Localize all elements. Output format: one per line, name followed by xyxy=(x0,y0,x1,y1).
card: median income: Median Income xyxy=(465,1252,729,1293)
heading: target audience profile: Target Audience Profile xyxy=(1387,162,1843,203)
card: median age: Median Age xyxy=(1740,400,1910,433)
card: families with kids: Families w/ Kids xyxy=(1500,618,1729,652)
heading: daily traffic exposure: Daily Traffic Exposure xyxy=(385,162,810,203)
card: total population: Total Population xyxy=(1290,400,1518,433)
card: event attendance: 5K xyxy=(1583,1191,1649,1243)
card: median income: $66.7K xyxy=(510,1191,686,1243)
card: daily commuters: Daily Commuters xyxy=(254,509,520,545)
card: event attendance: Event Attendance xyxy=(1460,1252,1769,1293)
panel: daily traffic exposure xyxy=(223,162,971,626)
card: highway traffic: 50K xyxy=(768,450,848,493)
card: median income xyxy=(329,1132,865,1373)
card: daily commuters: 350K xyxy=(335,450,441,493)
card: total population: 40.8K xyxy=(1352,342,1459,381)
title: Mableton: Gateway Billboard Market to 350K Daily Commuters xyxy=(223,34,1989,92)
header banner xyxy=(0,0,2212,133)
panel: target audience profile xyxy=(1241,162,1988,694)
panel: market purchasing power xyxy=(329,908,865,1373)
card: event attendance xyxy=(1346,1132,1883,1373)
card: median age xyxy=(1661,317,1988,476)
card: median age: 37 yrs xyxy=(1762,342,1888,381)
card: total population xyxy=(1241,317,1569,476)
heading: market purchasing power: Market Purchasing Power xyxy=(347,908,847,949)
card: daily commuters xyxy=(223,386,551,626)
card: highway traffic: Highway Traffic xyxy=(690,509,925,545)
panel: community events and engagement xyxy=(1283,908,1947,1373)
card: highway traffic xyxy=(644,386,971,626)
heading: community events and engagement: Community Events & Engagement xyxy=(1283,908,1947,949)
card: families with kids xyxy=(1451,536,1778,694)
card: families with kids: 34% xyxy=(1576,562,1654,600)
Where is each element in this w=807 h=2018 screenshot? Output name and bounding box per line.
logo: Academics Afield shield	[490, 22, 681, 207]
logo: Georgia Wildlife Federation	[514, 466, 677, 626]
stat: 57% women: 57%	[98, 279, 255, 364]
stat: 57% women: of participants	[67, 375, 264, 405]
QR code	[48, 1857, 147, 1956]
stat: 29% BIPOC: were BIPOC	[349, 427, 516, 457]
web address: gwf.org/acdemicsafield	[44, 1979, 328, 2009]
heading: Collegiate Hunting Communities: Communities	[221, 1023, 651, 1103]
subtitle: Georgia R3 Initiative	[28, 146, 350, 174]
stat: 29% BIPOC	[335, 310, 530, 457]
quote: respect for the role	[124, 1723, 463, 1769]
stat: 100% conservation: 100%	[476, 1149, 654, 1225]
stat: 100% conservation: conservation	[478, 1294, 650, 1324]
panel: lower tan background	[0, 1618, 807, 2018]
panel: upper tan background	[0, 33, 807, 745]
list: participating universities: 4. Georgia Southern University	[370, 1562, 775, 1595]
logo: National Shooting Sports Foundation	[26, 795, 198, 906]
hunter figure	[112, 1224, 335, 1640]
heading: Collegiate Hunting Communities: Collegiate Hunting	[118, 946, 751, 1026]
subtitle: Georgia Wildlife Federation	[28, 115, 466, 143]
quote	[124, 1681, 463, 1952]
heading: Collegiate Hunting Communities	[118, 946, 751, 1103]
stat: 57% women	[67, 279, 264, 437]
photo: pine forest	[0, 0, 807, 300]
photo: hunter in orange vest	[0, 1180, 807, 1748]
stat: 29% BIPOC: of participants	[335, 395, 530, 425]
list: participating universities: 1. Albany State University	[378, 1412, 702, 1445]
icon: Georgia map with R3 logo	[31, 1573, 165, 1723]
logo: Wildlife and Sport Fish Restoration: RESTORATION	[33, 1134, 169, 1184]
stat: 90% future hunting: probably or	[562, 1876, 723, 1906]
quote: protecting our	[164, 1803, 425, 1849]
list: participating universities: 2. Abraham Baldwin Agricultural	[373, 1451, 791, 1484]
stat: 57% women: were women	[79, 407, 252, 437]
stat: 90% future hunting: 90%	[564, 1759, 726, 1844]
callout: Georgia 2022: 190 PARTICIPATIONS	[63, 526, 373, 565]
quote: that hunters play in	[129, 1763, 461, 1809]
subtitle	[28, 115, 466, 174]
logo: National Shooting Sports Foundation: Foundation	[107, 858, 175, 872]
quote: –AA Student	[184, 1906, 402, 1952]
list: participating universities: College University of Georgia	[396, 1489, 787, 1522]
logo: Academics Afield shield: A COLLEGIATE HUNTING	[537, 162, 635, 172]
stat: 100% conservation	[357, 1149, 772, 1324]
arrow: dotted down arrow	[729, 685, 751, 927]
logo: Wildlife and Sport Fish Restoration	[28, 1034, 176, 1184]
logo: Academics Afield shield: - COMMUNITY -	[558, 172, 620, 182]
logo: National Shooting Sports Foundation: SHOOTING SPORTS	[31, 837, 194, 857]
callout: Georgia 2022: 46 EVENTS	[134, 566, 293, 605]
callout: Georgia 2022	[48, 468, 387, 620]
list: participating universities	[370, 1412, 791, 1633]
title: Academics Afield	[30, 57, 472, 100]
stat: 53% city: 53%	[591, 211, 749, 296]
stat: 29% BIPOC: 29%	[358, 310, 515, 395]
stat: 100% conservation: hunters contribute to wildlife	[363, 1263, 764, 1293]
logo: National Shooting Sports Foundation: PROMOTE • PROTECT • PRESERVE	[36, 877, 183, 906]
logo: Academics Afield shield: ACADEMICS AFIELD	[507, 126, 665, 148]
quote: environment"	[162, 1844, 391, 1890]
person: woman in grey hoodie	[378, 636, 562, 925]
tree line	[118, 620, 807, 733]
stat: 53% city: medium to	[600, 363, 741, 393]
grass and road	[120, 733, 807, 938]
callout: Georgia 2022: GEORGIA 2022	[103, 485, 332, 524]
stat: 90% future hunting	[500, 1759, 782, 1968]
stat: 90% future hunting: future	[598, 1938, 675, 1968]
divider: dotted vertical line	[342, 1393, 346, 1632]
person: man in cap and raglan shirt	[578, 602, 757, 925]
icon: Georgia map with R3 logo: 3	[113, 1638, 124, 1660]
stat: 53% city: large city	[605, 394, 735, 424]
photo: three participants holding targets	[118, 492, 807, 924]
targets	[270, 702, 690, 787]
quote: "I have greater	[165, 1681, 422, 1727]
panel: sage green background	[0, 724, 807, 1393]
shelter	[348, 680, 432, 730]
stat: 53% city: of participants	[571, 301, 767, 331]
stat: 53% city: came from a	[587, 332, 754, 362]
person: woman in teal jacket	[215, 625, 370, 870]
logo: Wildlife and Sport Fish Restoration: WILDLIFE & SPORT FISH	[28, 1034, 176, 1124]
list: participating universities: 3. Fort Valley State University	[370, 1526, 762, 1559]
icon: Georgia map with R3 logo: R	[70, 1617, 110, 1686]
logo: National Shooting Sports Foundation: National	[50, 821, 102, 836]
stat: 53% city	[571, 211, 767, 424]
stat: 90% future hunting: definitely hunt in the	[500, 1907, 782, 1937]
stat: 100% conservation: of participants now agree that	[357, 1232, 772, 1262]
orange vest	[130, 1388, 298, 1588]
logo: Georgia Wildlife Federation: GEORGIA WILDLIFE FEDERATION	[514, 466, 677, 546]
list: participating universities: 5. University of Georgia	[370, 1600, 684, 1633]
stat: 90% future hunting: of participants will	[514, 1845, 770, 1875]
══════════════════════════════
▶ _Aim_
Please give the lines again, starting at the first one and ending at the line containing "card: median income: $66.7K", with "card" swapped for "tile" and everything else unchanged.

▶ _Answer to this problem_
Localize all elements. Output format: one per line, name followed by xyxy=(x0,y0,x1,y1).
tile: median income: Median Income xyxy=(465,1252,729,1293)
heading: target audience profile: Target Audience Profile xyxy=(1387,162,1843,203)
tile: median age: Median Age xyxy=(1740,400,1910,433)
tile: families with kids: Families w/ Kids xyxy=(1500,618,1729,652)
heading: daily traffic exposure: Daily Traffic Exposure xyxy=(385,162,810,203)
tile: total population: Total Population xyxy=(1290,400,1518,433)
tile: event attendance: 5K xyxy=(1583,1191,1649,1243)
tile: median income: $66.7K xyxy=(510,1191,686,1243)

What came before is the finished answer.